PROBLEM STATEMENT:
Search the listing below for the word "δράσεις" and copy each line that holds it.

STORED ROWS:

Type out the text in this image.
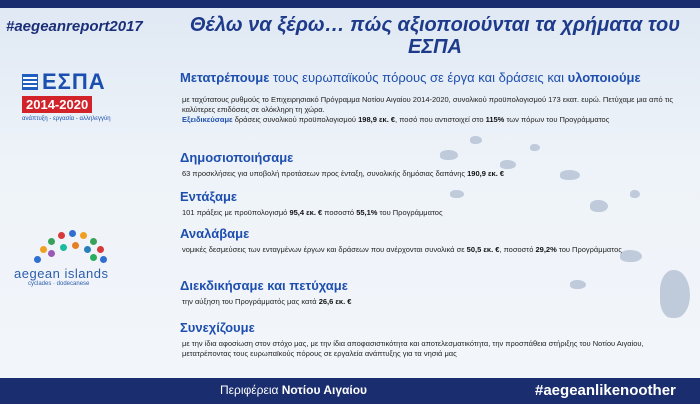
#aegeanreport2017	Θέλω να ξέρω… πώς αξιοποιούνται τα χρήματα του ΕΣΠΑ
ΕΣΠΑ
2014-2020
ανάπτυξη - εργασία - αλληλεγγύη
aegean islands
cyclades · dodecanese

Μετατρέπουμε τους ευρωπαϊκούς πόρους σε έργα και δράσεις και υλοποιούμε

με ταχύτατους ρυθμούς το Επιχειρησιακό Πρόγραμμα Νοτίου Αιγαίου 2014-2020, συνολικού προϋπολογισμού 173 εκατ. ευρώ. Πετύχαμε μια από τις καλύτερες επιδόσεις σε ολόκληρη τη χώρα.

Εξειδικεύσαμε δράσεις συνολικού προϋπολογισμού 198,9 εκ. €, ποσό που αντιστοιχεί στο 115% των πόρων του Προγράμματος

Δημοσιοποιήσαμε

63 προσκλήσεις για υποβολή προτάσεων προς ένταξη, συνολικής δημόσιας δαπάνης 190,9 εκ. €

Εντάξαμε

101 πράξεις με προϋπολογισμό 95,4 εκ. € ποσοστό 55,1% του Προγράμματος

Αναλάβαμε

νομικές δεσμεύσεις των ενταγμένων έργων και δράσεων που ανέρχονται συνολικά σε 50,5 εκ. €, ποσοστό 29,2% του Προγράμματος

Διεκδικήσαμε και πετύχαμε

την αύξηση του Προγράμματός μας κατά 26,6 εκ. €

Συνεχίζουμε

με την ίδια αφοσίωση στον στόχο μας, με την ίδια αποφασιστικότητα και αποτελεσματικότητα, την προσπάθεια στήριξης του Νοτίου Αιγαίου, μετατρέποντας τους ευρωπαϊκούς πόρους σε εργαλεία ανάπτυξης για τα νησιά μας

Περιφέρεια Νοτίου Αιγαίου	#aegeanlikenoother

RESULT BELOW:
Μετατρέπουμε τους ευρωπαϊκούς πόρους σε έργα και δράσεις και υλοποιούμε
Εξειδικεύσαμε δράσεις συνολικού προϋπολογισμού 198,9 εκ. €, ποσό που αντιστοιχεί στο 115% των πόρων του Προγράμματος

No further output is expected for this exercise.